## [Written task 1]
Please repeat the passage of the Africa oil and gas article starting with "Given these warnings, the" and going on through "it has received.", changing "fossil fuels" to "coal and oil".
## [Written task 2]
According to the Africa oil and gas article, why has the Central Bank of Nigeria been drawing on its foreign reserves? Answer in one to three sentences.
## [Written task 3]
In the Africa oil and gas article, what share of global oil and gas supplies comes from Africa?

## [Excerpt]

Is Africa’s oil and gas sector under threat?
Photo credit: New African

The gathering of oil and gas companies at Africa Oil Week this year was characterised by a number of concerns regarding the sector’s prospects. Held in Cape Town in early November, the most immediate worry expressed at the event centred on plummeting oil prices and the impact of this trend on investment flows into new exploration.

Oil prices have been on the decline since the middle of 2014 when oil was commanding prices in excess of $100. By November, they had fallen to under $80 a barrel. At that price, the viability of the kinds of new frontier exploration that typify activities in Africa look particularly risky.

Weak oil prices have already had a huge impact on Africa’s largest economy, Nigeria, where the government relies on hydrocarbons for 80% of its revenues. Due to fears over tumbling prices, the Nigerian Stock Exchange all-share index went into freefall in November. In a bid to defend its currency, the Central Bank of Nigeria (CBN) has used its foreign reserves, which have descended to a four- month low, in order to avoid the need to increase interest rates or devalue the naira. By the end of the Africa Oil Week conference, on 7 November, Nigeria’s foreign exchange reserves had dropped for more than two weeks, sliding to $38 billion. It is estimated by Deutsche Bank that Nigeria needs an oil price of $126 a barrel to balance its budget. Were the oil price to continue its precipitous fall, a rise in interest rates and/or a devaluation of the currency would seem inevitable for Nigeria. This would deal a serious blow to President Goodluck Jonathan’s election prospects next year.

However, for all Nigeria’s woes, Rolake Akinkugbe, the Head of Energy and Natural Resources Coverage at First Bank of Nigeria, reminded the Africa Oil Week conference that only a minority of Africa’s 54 countries actually possess known oil and gas reserves. Even fewer actually export hydrocarbons, and as she pointed out, the effect of lower oil prices is generally welcome news to Africa’s majority of non-producers.

The next sub-prime crisis?

Another major concern for the oil and gas industry currently comes from the threat of climate change. More pressure has been exerted on the industry recently following the publication of a landmark report by the Intergovernmental Panel on Climate Change (IPCC). The publication issued the starkest warning yet that the world is on a path to a temperature rise of four degrees, a scenario scientists say would be “catastrophic”.

As Rajendra Pachauri, the IPCC chief, warned: “We have little time before the window of opportunity to stay within two degrees [of warming] closes. To keep a good chance of staying below two degrees, and at manageable costs, our emissions must drop by 40% to 70% globally between 2010 and 2050.”

Given these warnings, the oil and gas industry in Africa fears new emissions legislation could curb their activities. The burning of fossil fuels accounts for around 37% of all global greenhouse gas emissions, and 7% of global oil and gas supplies come from Africa. There have of course been plenty of similar alarms raised by experts and scientists in the past, but what makes the newest report particularly significant is the political backing it has received.

## [Dataset rows]

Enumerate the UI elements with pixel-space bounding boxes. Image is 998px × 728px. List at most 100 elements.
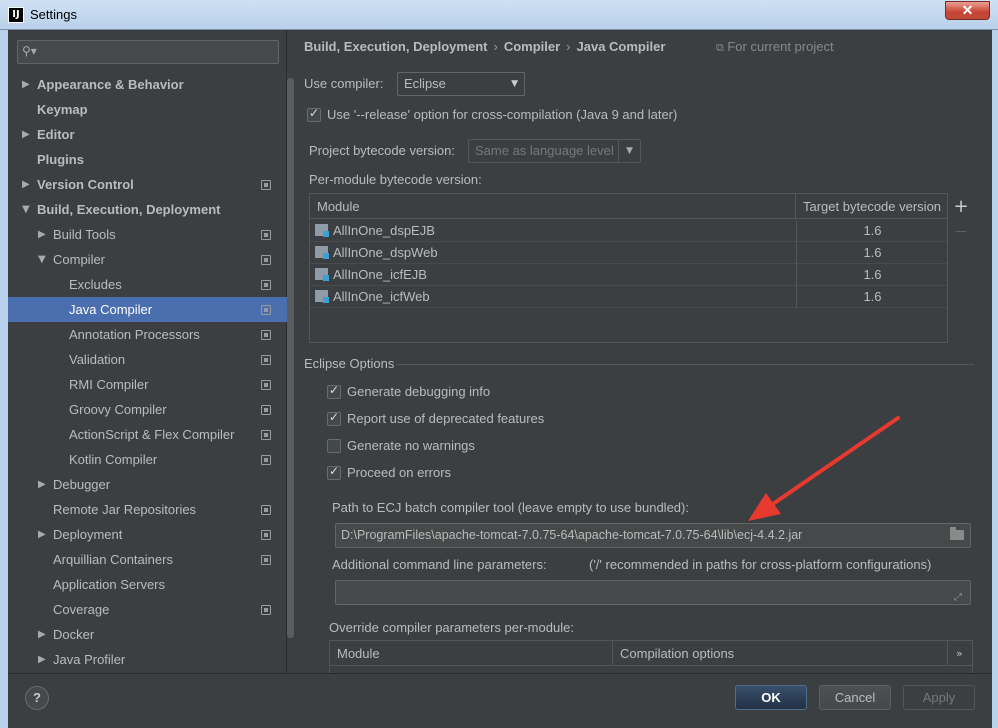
target-version-cell[interactable]: 1.6 (797, 242, 948, 264)
ok-button[interactable]: OK (735, 685, 807, 710)
sidebar-item-rmi-compiler[interactable]: RMI Compiler (8, 372, 287, 397)
sidebar-item-label: Build, Execution, Deployment (37, 202, 221, 217)
sidebar-item-coverage[interactable]: Coverage (8, 597, 287, 622)
sidebar-item-remote-jar-repositories[interactable]: Remote Jar Repositories (8, 497, 287, 522)
chevron-right-icon[interactable]: ▶ (38, 222, 46, 247)
dialog-footer: ? OK Cancel Apply (8, 673, 992, 728)
sidebar-item-label: RMI Compiler (69, 377, 149, 392)
sidebar-item-label: Version Control (37, 177, 134, 192)
project-scope-icon (261, 330, 271, 340)
target-version-cell[interactable]: 1.6 (797, 220, 948, 242)
expand-icon[interactable]: ⤢ (954, 586, 962, 604)
target-version-cell[interactable]: 1.6 (797, 264, 948, 286)
eclipse-option-checkbox[interactable] (327, 464, 341, 480)
sidebar-item-groovy-compiler[interactable]: Groovy Compiler (8, 397, 287, 422)
sidebar-item-arquillian-containers[interactable]: Arquillian Containers (8, 547, 287, 572)
module-icon (315, 246, 329, 259)
chevron-right-icon[interactable]: ▶ (38, 622, 46, 647)
sidebar-item-appearance-behavior[interactable]: ▶ Appearance & Behavior (8, 72, 287, 97)
remove-icon[interactable]: — (950, 224, 972, 238)
chevron-right-icon[interactable]: ▶ (38, 647, 46, 672)
title-bar: IJ Settings ✕ (0, 0, 998, 30)
project-scope-icon (261, 230, 271, 240)
apply-button[interactable]: Apply (903, 685, 975, 710)
java-compiler-panel: Build, Execution, Deployment › Compiler › Ja… (288, 30, 992, 673)
table-row[interactable]: AllInOne_dspWeb 1.6 (310, 242, 947, 264)
override-column-options[interactable]: Compilation options (613, 641, 948, 666)
sidebar-item-annotation-processors[interactable]: Annotation Processors (8, 322, 287, 347)
chevron-right-icon[interactable]: ▶ (22, 122, 30, 147)
per-module-table: Module Target bytecode version AllInOne_… (309, 193, 948, 343)
table-header: Module Target bytecode version (310, 194, 947, 219)
chevron-right-icon[interactable]: ▶ (38, 522, 46, 547)
target-version-cell[interactable]: 1.6 (797, 286, 948, 308)
chevron-right-icon[interactable]: ▶ (22, 172, 30, 197)
ecj-path-input[interactable]: D:\ProgramFiles\apache-tomcat-7.0.75-64\… (335, 523, 971, 548)
project-scope-icon (261, 255, 271, 265)
sidebar-item-application-servers[interactable]: Application Servers (8, 572, 287, 597)
sidebar-item-label: Plugins (37, 152, 84, 167)
module-name-cell: AllInOne_icfEJB (333, 267, 427, 282)
folder-icon[interactable] (950, 527, 964, 540)
eclipse-option-checkbox[interactable] (327, 439, 341, 453)
cancel-button[interactable]: Cancel (819, 685, 891, 710)
sidebar-item-label: Keymap (37, 102, 88, 117)
sidebar-item-label: Validation (69, 352, 126, 367)
eclipse-option-checkbox[interactable] (327, 383, 341, 399)
project-bytecode-select[interactable]: Same as language level ▼ (468, 139, 641, 163)
more-columns-icon[interactable]: » (948, 641, 974, 666)
column-header-module[interactable]: Module (310, 194, 796, 219)
breadcrumb-build: Build, Execution, Deployment (304, 39, 488, 54)
sidebar-item-docker[interactable]: ▶ Docker (8, 622, 287, 647)
chevron-right-icon[interactable]: ▶ (38, 472, 46, 497)
window-frame-left (0, 30, 8, 728)
use-compiler-select[interactable]: Eclipse ▼ (397, 72, 525, 96)
module-name-cell: AllInOne_dspWeb (333, 245, 438, 260)
sidebar-item-label: Arquillian Containers (53, 552, 173, 567)
module-name-cell: AllInOne_dspEJB (333, 223, 435, 238)
sidebar-item-java-compiler[interactable]: Java Compiler (8, 297, 287, 322)
release-option-checkbox[interactable] (307, 106, 321, 122)
sidebar-item-excludes[interactable]: Excludes (8, 272, 287, 297)
sidebar-item-label: Java Compiler (69, 302, 153, 317)
help-button[interactable]: ? (25, 686, 49, 710)
sidebar-item-kotlin-compiler[interactable]: Kotlin Compiler (8, 447, 287, 472)
chevron-down-icon[interactable]: ▼ (38, 247, 46, 272)
chevron-right-icon[interactable]: ▶ (22, 72, 30, 97)
sidebar-item-label: Editor (37, 127, 75, 142)
project-bytecode-label: Project bytecode version: (309, 143, 455, 158)
table-row[interactable]: AllInOne_icfEJB 1.6 (310, 264, 947, 286)
sidebar-item-deployment[interactable]: ▶ Deployment (8, 522, 287, 547)
add-icon[interactable]: + (950, 196, 972, 217)
override-column-module[interactable]: Module (330, 641, 613, 666)
close-button[interactable]: ✕ (945, 1, 990, 20)
sidebar-item-debugger[interactable]: ▶ Debugger (8, 472, 287, 497)
sidebar-item-build-execution-deployment[interactable]: ▼ Build, Execution, Deployment (8, 197, 287, 222)
breadcrumb-java-compiler: Java Compiler (576, 39, 666, 54)
project-scope-icon (261, 355, 271, 365)
sidebar-item-validation[interactable]: Validation (8, 347, 287, 372)
sidebar-item-plugins[interactable]: Plugins (8, 147, 287, 172)
ecj-path-label: Path to ECJ batch compiler tool (leave e… (332, 500, 689, 515)
eclipse-option-label: Generate debugging info (347, 384, 491, 399)
search-input[interactable]: ⚲▾ (17, 40, 279, 64)
sidebar-item-label: Docker (53, 627, 95, 642)
eclipse-option-checkbox[interactable] (327, 410, 341, 426)
sidebar-item-version-control[interactable]: ▶ Version Control (8, 172, 287, 197)
settings-tree: ▶ Appearance & Behavior Keymap ▶ Editor Plugi… (8, 72, 287, 672)
additional-params-label: Additional command line parameters: (332, 557, 547, 572)
project-scope-icon (261, 455, 271, 465)
sidebar-item-java-profiler[interactable]: ▶ Java Profiler (8, 647, 287, 672)
release-option-label: Use '--release' option for cross-compila… (327, 107, 678, 122)
table-row[interactable]: AllInOne_icfWeb 1.6 (310, 286, 947, 308)
sidebar-item-editor[interactable]: ▶ Editor (8, 122, 287, 147)
table-row[interactable]: AllInOne_dspEJB 1.6 (310, 220, 947, 242)
additional-params-input[interactable]: ⤢ (335, 580, 971, 605)
sidebar-item-compiler[interactable]: ▼ Compiler (8, 247, 287, 272)
sidebar-item-label: Java Profiler (53, 652, 126, 667)
sidebar-item-actionscript-flex-compiler[interactable]: ActionScript & Flex Compiler (8, 422, 287, 447)
chevron-down-icon[interactable]: ▼ (22, 197, 30, 222)
column-header-target-version[interactable]: Target bytecode version (796, 194, 948, 219)
sidebar-item-build-tools[interactable]: ▶ Build Tools (8, 222, 287, 247)
sidebar-item-keymap[interactable]: Keymap (8, 97, 287, 122)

## [Task result 1]
Given these warnings, the oil and gas industry in Africa fears new emissions legislation could curb their activities. The burning of coal and oil accounts for around 37% of all global greenhouse gas emissions, and 7% of global oil and gas supplies come from Africa. There have of course been plenty of similar alarms raised by experts and scientists in the past, but what makes the newest report particularly significant is the political backing it has received.

## [Task result 2]
The Central Bank of Nigeria has used its foreign reserves to defend the naira. This lets it avoid raising interest rates or devaluing the currency.

## [Task result 3]
7%